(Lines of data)
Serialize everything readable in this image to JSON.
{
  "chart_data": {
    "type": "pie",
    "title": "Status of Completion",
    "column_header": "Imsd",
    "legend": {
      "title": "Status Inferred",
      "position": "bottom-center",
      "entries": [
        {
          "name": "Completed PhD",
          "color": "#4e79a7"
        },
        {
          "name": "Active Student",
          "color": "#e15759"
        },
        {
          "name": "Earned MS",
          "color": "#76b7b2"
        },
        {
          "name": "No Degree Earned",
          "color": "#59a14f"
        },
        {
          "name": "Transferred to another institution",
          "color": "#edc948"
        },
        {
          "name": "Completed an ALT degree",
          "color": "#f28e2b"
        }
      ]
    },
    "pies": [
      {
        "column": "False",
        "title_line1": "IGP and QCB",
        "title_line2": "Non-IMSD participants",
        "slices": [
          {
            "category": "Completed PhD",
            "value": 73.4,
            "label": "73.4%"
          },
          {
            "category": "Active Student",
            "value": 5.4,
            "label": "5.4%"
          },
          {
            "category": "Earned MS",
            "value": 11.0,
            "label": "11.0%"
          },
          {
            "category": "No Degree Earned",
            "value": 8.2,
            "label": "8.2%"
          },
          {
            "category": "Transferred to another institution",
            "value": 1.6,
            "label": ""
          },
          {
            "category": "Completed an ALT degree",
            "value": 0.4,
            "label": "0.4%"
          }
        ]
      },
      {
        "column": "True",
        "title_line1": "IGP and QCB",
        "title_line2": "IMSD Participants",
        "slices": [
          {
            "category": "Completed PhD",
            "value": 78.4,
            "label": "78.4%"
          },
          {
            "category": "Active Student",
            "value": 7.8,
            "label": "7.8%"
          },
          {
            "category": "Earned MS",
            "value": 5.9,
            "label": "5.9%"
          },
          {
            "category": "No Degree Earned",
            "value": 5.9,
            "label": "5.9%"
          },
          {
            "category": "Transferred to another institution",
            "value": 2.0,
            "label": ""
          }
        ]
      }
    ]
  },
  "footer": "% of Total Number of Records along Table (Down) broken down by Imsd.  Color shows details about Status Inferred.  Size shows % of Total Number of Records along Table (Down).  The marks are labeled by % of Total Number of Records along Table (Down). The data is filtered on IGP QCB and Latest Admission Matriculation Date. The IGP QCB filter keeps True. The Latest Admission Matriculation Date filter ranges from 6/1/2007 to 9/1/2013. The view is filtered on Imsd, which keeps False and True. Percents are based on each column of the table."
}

→ **REQUIRED TASK**:
Track down the lines that include the word "Status" and copy them.

→ **TASK SOLUTION**:
    "title": "Status of Completion",
      "title": "Status Inferred",
  "footer": "% of Total Number of Records along Table (Down) broken down by Imsd.  Color shows details about Status Inferred.  Size shows % of Total Number of Records along Table (Down).  The marks are labeled by % of Total Number of Records along Table (Down). The data is filtered on IGP QCB and Latest Admission Matriculation Date. The IGP QCB filter keeps True. The Latest Admission Matriculation Date filter ranges from 6/1/2007 to 9/1/2013. The view is filtered on Imsd, which keeps False and True. Percents are based on each column of the table."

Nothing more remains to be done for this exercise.